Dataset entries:
____

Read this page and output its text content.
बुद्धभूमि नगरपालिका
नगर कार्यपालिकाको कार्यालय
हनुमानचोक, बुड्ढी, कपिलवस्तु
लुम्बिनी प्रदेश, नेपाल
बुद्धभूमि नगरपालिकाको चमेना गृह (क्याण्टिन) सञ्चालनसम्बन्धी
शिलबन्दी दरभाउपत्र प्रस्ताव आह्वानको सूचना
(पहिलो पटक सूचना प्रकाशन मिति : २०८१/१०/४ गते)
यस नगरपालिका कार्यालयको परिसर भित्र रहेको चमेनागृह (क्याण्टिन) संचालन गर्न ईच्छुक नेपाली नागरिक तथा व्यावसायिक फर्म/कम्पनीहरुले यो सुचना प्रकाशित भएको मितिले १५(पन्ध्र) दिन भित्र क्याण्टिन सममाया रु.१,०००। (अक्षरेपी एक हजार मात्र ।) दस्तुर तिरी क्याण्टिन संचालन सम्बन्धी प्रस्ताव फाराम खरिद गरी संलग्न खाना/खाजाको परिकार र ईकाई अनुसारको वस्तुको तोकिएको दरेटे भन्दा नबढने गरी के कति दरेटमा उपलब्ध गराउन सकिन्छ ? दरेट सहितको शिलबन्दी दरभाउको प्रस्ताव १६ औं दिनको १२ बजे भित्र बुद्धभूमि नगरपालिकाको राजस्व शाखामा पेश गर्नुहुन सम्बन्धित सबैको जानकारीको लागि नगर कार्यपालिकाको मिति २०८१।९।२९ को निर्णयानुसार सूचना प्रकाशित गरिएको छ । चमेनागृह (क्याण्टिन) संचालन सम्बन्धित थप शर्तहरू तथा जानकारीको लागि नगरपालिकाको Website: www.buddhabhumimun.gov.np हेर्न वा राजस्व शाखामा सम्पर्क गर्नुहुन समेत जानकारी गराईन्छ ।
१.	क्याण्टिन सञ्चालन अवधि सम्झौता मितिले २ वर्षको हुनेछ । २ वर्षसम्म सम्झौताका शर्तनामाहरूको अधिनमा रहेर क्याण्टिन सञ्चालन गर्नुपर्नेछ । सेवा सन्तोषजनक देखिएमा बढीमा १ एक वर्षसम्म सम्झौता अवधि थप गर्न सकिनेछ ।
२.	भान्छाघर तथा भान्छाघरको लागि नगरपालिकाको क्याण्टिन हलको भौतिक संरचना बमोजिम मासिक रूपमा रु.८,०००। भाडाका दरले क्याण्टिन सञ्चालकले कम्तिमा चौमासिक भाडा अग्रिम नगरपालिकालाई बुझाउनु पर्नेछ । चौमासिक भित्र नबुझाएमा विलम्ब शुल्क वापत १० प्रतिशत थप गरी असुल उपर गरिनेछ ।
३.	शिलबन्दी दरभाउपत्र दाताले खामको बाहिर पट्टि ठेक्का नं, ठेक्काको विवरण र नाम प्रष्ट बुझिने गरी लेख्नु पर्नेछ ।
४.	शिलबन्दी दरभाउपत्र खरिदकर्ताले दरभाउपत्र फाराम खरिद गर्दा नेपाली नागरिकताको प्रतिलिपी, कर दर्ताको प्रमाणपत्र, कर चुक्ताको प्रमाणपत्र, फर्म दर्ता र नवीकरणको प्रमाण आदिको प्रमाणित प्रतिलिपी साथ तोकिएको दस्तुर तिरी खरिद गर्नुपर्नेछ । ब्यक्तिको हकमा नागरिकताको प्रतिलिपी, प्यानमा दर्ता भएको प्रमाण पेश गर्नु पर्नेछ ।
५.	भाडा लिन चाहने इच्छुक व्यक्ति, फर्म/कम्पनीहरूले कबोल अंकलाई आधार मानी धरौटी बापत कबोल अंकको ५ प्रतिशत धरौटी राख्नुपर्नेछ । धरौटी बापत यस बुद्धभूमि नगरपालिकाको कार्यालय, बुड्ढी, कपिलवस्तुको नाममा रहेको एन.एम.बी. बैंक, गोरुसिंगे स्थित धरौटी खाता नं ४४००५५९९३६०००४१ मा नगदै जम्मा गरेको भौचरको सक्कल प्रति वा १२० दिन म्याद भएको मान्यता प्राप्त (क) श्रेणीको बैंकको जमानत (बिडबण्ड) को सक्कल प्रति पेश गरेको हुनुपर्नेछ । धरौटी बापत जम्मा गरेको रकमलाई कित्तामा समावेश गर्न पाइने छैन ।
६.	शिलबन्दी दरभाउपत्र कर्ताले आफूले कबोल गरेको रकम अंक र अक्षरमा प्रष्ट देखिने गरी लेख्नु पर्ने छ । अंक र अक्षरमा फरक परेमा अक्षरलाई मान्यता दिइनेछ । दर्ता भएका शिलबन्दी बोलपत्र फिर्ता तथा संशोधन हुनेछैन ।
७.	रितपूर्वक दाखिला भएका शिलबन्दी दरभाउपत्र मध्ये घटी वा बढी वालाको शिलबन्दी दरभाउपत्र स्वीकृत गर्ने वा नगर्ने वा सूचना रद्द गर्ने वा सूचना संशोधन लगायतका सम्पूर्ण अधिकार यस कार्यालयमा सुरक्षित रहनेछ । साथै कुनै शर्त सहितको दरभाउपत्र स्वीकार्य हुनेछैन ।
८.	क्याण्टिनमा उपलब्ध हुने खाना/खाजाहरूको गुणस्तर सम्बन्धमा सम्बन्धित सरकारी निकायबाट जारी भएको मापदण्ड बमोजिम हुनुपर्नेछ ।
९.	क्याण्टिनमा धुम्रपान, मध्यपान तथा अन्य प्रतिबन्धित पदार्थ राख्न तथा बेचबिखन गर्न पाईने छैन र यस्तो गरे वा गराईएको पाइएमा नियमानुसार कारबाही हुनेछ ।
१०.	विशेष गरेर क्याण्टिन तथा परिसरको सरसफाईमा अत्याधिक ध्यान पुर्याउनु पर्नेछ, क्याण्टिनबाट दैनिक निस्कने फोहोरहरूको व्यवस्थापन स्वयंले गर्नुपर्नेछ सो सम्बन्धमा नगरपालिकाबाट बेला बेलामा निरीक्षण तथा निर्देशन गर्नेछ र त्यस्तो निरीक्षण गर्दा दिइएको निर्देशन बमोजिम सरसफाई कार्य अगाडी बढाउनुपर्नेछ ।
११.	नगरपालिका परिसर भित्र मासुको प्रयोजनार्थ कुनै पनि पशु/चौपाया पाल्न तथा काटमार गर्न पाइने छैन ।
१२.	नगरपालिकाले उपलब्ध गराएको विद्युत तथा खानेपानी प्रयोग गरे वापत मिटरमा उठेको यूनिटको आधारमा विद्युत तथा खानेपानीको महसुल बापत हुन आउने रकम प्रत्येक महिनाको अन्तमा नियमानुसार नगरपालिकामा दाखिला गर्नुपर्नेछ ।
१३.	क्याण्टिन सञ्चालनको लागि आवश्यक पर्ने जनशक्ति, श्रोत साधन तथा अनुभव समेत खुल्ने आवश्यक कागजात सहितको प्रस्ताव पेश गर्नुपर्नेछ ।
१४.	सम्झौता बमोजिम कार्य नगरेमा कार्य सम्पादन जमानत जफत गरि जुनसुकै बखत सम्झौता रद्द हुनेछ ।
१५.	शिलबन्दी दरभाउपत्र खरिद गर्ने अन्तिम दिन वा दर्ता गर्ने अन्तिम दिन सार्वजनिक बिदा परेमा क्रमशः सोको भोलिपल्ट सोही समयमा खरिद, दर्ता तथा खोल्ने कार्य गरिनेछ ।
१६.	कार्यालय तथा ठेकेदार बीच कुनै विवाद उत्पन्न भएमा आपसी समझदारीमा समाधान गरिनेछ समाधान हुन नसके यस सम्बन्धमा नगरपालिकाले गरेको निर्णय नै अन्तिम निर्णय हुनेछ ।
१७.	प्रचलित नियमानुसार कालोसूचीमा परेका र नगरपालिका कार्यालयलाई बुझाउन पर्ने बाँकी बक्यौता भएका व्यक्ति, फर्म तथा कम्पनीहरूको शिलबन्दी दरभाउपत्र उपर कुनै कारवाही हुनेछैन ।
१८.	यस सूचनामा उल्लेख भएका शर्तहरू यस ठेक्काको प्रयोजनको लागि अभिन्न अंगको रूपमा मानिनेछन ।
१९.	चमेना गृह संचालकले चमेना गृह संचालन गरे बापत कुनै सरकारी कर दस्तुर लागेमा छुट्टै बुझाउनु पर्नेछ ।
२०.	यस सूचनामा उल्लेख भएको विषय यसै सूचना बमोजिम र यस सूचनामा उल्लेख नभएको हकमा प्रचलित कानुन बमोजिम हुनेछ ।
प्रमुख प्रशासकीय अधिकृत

____

Work instructions: The answer is the number of lines in the preceding material that hold "उपलब"; write that number and nothing else.

Response to the exercise: 3